**Items**
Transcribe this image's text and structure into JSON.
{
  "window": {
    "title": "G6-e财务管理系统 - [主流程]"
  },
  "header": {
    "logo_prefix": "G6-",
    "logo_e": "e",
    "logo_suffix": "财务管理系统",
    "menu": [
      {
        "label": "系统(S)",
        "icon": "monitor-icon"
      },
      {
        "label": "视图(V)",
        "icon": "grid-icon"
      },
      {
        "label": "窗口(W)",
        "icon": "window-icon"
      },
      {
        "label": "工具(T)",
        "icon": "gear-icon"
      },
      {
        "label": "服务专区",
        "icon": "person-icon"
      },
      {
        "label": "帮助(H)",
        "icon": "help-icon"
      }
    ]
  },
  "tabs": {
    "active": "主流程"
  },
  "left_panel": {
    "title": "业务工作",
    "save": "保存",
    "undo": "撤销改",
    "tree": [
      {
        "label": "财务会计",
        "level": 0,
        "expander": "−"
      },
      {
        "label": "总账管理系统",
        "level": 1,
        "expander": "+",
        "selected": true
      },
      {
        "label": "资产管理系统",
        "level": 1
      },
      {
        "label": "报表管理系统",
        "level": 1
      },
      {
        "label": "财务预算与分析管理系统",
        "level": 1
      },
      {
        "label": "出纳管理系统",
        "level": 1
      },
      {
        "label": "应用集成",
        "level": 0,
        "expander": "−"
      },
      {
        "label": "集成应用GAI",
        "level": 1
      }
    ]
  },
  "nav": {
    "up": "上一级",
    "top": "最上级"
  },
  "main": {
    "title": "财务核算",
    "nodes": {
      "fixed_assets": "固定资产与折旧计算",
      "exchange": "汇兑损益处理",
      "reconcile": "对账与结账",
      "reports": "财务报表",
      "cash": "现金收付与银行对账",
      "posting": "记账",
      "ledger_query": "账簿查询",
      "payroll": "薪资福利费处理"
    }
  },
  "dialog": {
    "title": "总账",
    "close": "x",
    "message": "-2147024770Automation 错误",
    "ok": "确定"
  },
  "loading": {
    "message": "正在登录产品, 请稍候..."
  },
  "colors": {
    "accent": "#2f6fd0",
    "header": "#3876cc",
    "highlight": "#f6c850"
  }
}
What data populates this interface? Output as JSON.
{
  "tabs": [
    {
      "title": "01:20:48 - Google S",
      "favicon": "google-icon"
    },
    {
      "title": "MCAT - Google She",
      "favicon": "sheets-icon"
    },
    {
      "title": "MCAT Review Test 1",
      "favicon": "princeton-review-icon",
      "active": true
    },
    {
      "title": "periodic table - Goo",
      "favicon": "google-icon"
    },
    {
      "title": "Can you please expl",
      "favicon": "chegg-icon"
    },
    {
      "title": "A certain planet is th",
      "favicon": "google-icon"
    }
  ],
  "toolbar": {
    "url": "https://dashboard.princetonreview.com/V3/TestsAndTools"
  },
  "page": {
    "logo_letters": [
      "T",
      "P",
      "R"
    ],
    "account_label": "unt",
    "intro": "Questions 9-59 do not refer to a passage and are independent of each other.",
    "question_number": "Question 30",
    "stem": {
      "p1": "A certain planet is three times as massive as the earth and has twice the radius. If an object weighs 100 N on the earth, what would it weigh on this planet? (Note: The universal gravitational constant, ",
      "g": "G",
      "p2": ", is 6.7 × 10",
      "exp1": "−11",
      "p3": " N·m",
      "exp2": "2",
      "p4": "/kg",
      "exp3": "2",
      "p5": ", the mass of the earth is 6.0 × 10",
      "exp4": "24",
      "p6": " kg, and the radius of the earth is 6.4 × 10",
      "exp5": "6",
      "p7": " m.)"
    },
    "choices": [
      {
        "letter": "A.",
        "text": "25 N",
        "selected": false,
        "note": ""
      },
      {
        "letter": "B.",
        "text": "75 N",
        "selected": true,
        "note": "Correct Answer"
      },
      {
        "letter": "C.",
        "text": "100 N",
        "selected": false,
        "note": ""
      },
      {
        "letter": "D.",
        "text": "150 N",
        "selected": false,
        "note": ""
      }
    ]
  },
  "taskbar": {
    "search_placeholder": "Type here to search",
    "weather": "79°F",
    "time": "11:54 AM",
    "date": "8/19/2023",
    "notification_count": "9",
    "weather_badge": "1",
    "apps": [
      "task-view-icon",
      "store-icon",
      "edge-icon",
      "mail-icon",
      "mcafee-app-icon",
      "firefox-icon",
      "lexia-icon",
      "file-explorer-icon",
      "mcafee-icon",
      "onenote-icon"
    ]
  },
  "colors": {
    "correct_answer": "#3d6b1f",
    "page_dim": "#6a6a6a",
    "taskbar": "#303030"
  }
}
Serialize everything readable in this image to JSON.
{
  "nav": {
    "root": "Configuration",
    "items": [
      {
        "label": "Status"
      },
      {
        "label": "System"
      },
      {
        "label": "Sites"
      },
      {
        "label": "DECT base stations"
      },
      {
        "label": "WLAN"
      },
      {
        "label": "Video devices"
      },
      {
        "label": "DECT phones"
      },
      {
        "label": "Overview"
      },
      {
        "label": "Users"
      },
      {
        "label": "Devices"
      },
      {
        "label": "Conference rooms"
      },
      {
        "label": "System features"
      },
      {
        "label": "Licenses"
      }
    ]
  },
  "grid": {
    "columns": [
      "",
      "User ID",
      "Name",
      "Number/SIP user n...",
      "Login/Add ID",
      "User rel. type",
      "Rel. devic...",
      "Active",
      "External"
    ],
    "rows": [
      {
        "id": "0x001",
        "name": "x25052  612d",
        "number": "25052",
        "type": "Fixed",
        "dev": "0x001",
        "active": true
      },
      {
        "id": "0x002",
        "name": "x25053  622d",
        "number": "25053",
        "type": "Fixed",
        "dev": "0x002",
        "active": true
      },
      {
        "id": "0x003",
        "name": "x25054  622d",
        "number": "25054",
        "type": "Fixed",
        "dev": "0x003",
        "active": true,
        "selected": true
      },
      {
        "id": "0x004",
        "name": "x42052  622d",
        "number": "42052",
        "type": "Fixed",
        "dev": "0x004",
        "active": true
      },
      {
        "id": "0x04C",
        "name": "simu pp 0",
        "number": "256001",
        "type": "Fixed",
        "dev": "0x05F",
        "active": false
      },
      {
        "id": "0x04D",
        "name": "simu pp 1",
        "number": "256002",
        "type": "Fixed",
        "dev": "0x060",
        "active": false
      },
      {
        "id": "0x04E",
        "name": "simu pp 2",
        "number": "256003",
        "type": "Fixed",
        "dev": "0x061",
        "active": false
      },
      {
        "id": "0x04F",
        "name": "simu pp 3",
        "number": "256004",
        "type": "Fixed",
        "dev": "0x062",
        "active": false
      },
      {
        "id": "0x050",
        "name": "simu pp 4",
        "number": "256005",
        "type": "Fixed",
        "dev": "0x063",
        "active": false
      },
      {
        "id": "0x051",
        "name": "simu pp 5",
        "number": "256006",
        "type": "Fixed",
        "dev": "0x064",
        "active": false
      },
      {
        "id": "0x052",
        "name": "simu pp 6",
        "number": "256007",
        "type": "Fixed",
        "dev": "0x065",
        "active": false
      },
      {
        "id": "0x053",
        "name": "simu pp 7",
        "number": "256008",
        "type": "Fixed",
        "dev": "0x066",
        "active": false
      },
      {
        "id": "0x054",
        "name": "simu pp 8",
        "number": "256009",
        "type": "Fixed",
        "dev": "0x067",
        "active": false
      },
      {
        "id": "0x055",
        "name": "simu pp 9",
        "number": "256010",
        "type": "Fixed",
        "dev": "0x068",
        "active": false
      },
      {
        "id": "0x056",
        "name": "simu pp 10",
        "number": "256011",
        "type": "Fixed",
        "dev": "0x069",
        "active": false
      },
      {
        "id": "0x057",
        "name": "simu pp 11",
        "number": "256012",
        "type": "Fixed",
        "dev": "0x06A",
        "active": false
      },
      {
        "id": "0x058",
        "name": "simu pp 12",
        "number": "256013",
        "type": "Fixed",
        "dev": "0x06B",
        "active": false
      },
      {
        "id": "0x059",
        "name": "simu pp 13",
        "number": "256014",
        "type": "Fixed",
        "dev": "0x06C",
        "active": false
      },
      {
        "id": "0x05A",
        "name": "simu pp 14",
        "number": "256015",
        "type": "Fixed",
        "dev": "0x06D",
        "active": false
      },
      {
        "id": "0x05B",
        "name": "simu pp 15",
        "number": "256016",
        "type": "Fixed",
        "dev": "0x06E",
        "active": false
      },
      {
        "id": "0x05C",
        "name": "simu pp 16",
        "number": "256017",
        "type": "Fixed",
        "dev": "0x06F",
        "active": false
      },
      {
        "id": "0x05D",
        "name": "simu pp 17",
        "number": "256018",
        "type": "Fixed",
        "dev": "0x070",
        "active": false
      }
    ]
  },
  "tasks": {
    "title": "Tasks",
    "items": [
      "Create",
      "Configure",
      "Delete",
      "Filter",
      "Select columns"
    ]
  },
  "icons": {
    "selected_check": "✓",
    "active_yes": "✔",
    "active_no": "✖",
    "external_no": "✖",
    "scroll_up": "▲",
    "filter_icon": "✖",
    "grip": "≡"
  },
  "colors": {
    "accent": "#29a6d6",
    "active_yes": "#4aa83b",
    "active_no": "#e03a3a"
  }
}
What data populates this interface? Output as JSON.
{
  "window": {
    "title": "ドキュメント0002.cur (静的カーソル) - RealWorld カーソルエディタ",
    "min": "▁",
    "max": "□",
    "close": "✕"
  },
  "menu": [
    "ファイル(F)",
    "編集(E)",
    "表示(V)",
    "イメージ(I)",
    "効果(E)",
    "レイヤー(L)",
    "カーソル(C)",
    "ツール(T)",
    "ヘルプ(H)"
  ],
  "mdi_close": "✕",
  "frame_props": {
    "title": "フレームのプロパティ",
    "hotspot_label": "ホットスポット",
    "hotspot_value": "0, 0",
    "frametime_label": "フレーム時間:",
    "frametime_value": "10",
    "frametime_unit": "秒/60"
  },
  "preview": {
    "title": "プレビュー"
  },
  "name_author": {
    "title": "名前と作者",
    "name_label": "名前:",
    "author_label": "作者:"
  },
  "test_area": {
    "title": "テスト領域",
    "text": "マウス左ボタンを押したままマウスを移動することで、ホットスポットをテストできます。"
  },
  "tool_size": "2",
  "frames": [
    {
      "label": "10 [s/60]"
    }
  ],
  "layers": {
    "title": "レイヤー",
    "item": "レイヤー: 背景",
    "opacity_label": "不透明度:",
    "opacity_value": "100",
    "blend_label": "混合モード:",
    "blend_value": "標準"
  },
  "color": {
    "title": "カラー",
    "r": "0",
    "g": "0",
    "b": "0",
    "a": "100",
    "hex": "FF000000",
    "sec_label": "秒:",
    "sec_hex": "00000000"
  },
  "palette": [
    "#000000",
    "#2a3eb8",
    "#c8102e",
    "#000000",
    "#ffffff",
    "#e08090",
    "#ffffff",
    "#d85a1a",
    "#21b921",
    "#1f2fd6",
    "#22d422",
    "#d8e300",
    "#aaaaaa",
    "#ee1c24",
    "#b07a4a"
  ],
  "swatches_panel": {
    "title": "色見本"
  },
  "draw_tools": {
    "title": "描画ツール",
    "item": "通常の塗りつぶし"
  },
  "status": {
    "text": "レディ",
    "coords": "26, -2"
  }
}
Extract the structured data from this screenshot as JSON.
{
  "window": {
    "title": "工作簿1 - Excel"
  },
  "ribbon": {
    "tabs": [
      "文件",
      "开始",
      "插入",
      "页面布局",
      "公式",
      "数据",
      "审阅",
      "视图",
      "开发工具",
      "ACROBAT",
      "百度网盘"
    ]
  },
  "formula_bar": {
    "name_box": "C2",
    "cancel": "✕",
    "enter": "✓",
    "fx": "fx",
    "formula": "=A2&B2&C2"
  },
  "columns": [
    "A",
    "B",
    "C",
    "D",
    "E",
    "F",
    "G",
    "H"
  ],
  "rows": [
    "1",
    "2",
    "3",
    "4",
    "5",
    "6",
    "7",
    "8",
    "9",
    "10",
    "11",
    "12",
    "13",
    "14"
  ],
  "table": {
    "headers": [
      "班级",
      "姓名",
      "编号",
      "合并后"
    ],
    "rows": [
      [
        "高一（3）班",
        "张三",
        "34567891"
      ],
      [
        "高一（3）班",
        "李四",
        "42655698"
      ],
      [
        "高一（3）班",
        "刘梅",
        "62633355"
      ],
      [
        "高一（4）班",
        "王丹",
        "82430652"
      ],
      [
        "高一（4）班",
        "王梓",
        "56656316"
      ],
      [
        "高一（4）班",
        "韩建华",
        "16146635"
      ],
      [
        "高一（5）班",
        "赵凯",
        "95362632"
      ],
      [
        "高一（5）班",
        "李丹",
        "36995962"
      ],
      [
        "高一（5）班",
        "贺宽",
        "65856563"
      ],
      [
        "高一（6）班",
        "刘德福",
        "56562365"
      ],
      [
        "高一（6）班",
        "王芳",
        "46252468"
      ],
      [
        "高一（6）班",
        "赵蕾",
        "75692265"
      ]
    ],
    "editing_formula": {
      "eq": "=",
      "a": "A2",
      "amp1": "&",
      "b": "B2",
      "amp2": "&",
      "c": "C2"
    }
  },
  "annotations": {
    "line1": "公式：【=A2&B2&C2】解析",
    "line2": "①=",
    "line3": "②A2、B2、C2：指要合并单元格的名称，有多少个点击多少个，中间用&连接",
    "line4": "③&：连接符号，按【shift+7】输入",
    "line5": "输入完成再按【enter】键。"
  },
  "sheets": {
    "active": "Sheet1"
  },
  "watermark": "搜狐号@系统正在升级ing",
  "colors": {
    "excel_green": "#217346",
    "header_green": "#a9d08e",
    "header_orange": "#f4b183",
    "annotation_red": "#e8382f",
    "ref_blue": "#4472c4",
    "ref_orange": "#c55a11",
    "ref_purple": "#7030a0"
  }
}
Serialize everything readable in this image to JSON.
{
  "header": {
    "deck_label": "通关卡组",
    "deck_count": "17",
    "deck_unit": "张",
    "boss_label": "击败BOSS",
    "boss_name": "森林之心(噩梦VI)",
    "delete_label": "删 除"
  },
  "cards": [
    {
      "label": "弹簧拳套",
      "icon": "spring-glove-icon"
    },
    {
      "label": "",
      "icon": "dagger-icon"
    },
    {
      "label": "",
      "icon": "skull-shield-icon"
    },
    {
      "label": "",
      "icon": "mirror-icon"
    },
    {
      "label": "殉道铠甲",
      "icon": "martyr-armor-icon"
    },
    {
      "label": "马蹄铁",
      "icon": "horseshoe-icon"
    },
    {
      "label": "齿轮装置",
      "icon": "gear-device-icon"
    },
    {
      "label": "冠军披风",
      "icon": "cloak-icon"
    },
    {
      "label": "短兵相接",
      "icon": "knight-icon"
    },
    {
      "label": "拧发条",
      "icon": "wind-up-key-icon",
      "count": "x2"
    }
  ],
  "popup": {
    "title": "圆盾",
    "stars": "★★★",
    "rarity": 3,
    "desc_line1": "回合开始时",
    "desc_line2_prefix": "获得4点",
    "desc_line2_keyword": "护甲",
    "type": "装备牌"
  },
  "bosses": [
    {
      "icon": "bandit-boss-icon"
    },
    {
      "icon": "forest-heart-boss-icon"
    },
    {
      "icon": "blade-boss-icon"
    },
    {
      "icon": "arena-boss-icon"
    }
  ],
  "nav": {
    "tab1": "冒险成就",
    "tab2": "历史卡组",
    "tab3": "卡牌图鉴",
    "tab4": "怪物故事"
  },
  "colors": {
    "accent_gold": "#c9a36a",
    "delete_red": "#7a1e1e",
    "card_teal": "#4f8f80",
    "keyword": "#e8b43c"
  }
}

**Exercise goal**
In the records above, find each line with the word "this" and copy it.

**Solution to the problem**
Transcribe this image's text and structure into JSON.
What data populates this interface? Output as JSON.
      "p1": "A certain planet is three times as massive as the earth and has twice the radius. If an object weighs 100 N on the earth, what would it weigh on this planet? (Note: The universal gravitational constant, ",
Serialize everything readable in this image to JSON.
What data populates this interface? Output as JSON.
Extract the structured data from this screenshot as JSON.
Serialize everything readable in this image to JSON.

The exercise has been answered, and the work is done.